Problem description>
In the records below, count every line containing "رسول". Reply with the number only.

Records shown>

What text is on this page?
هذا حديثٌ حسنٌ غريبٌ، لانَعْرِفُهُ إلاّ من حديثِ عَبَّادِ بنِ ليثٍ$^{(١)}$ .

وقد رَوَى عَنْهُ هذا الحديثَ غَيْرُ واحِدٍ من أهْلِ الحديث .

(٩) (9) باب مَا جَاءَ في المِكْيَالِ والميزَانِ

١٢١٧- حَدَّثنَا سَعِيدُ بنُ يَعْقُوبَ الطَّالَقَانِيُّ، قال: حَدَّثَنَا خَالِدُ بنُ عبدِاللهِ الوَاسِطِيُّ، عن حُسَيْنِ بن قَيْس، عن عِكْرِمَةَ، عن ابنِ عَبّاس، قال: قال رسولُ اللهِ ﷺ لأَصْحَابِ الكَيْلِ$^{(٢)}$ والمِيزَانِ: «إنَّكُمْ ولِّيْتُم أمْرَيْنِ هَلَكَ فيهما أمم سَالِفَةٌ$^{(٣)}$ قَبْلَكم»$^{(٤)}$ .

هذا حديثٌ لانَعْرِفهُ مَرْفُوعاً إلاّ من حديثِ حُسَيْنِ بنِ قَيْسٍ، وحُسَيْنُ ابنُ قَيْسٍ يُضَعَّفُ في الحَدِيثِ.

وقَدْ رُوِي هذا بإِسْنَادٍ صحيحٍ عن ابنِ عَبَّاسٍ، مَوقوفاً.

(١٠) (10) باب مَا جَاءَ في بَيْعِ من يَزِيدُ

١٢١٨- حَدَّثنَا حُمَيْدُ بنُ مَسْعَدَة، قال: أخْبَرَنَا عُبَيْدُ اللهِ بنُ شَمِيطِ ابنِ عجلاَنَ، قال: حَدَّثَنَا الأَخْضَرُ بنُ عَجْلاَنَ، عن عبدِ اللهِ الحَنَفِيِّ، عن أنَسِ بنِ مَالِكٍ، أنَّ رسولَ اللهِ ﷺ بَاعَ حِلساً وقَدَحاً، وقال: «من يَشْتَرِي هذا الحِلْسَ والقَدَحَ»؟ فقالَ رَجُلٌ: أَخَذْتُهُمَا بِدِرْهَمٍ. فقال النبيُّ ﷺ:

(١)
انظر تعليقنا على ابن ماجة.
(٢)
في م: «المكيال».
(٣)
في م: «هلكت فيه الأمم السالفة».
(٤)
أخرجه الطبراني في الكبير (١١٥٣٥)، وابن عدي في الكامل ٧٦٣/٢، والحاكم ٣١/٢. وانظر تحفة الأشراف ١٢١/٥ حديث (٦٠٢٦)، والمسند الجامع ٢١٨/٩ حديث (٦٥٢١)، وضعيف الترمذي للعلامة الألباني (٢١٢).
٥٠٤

Expected answer>
2